**Exercise**. Write out exactly the lines from the one containing "Read out every word on this page." to the end of the material, both ends included, and nothing else. Leave pictures out.

Records provided: Begin

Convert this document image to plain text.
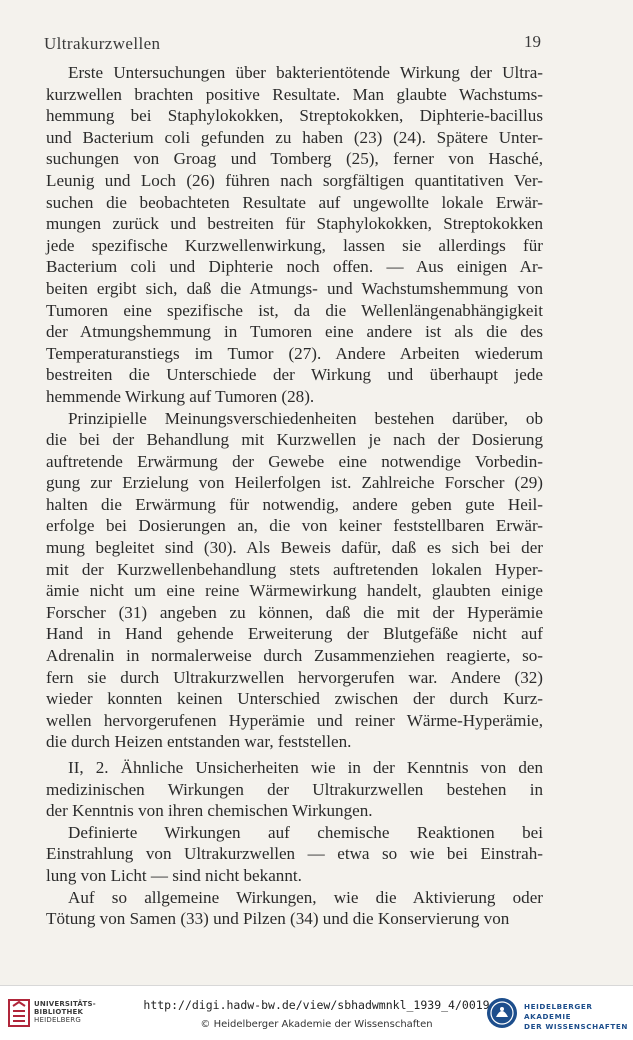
Ultrakurzwellen	19

Erste Untersuchungen über bakterientötende Wirkung der Ultra-
kurzwellen brachten positive Resultate. Man glaubte Wachstums-
hemmung bei Staphylokokken, Streptokokken, Diphterie-bacillus
und Bacterium coli gefunden zu haben (23) (24). Spätere Unter-
suchungen von Groag und Tomberg (25), ferner von Hasché,
Leunig und Loch (26) führen nach sorgfältigen quantitativen Ver-
suchen die beobachteten Resultate auf ungewollte lokale Erwär-
mungen zurück und bestreiten für Staphylokokken, Streptokokken
jede spezifische Kurzwellenwirkung, lassen sie allerdings für
Bacterium coli und Diphterie noch offen. — Aus einigen Ar-
beiten ergibt sich, daß die Atmungs- und Wachstumshemmung von
Tumoren eine spezifische ist, da die Wellenlängenabhängigkeit
der Atmungshemmung in Tumoren eine andere ist als die des
Temperaturanstiegs im Tumor (27). Andere Arbeiten wiederum
bestreiten die Unterschiede der Wirkung und überhaupt jede
hemmende Wirkung auf Tumoren (28).

Prinzipielle Meinungsverschiedenheiten bestehen darüber, ob
die bei der Behandlung mit Kurzwellen je nach der Dosierung
auftretende Erwärmung der Gewebe eine notwendige Vorbedin-
gung zur Erzielung von Heilerfolgen ist. Zahlreiche Forscher (29)
halten die Erwärmung für notwendig, andere geben gute Heil-
erfolge bei Dosierungen an, die von keiner feststellbaren Erwär-
mung begleitet sind (30). Als Beweis dafür, daß es sich bei der
mit der Kurzwellenbehandlung stets auftretenden lokalen Hyper-
ämie nicht um eine reine Wärmewirkung handelt, glaubten einige
Forscher (31) angeben zu können, daß die mit der Hyperämie
Hand in Hand gehende Erweiterung der Blutgefäße nicht auf
Adrenalin in normalerweise durch Zusammenziehen reagierte, so-
fern sie durch Ultrakurzwellen hervorgerufen war. Andere (32)
wieder konnten keinen Unterschied zwischen der durch Kurz-
wellen hervorgerufenen Hyperämie und reiner Wärme-Hyperämie,
die durch Heizen entstanden war, feststellen.

II, 2. Ähnliche Unsicherheiten wie in der Kenntnis von den
medizinischen Wirkungen der Ultrakurzwellen bestehen in
der Kenntnis von ihren chemischen Wirkungen.

Definierte Wirkungen auf chemische Reaktionen bei
Einstrahlung von Ultrakurzwellen — etwa so wie bei Einstrah-
lung von Licht — sind nicht bekannt.

Auf so allgemeine Wirkungen, wie die Aktivierung oder
Tötung von Samen (33) und Pilzen (34) und die Konservierung von

UNIVERSITÄTS-
BIBLIOTHEK
HEIDELBERG
http://digi.hadw-bw.de/view/sbhadwmnkl_1939_4/0019
© Heidelberger Akademie der Wissenschaften
HEIDELBERGER AKADEMIE
DER WISSENSCHAFTEN
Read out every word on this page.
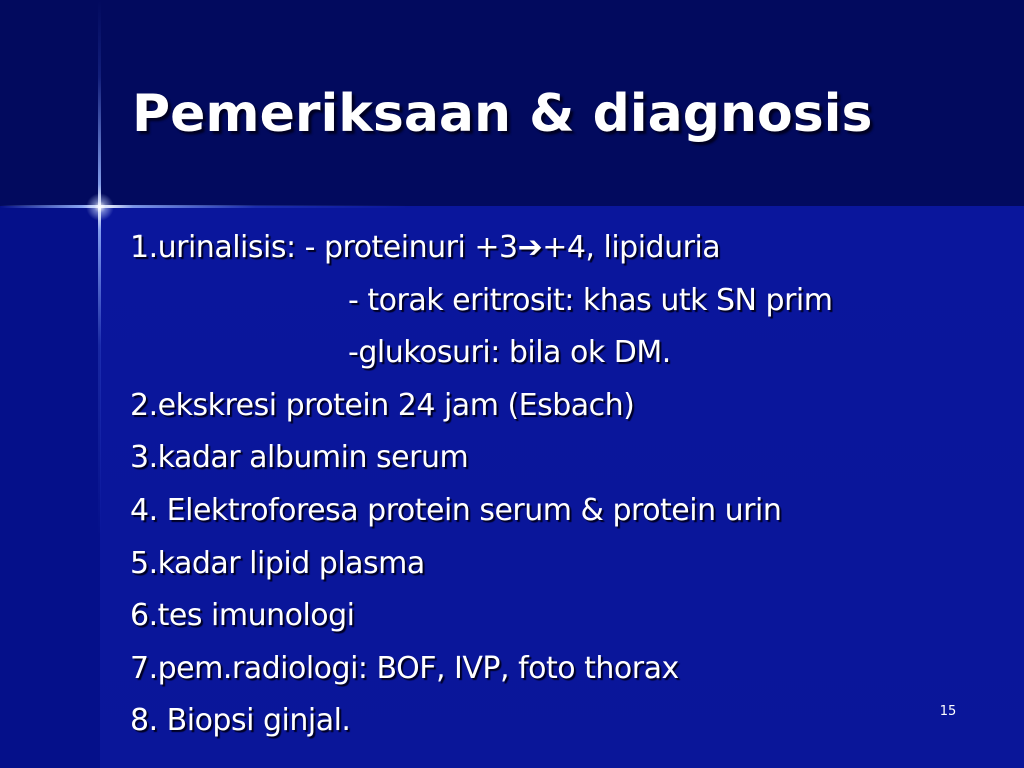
Pemeriksaan & diagnosis
1.urinalisis: - proteinuri +3➔+4, lipiduria
- torak eritrosit: khas utk SN prim
-glukosuri: bila ok DM.
2.ekskresi protein 24 jam (Esbach)
3.kadar albumin serum
4. Elektroforesa protein serum & protein urin
5.kadar lipid plasma
6.tes imunologi
7.pem.radiologi: BOF, IVP, foto thorax
8. Biopsi ginjal.	15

Records provided: End

**Result below**.
Read out every word on this page.
Pemeriksaan & diagnosis
1.urinalisis: - proteinuri +3➔+4, lipiduria
- torak eritrosit: khas utk SN prim
-glukosuri: bila ok DM.
2.ekskresi protein 24 jam (Esbach)
3.kadar albumin serum
4. Elektroforesa protein serum & protein urin
5.kadar lipid plasma
6.tes imunologi
7.pem.radiologi: BOF, IVP, foto thorax
8. Biopsi ginjal.	15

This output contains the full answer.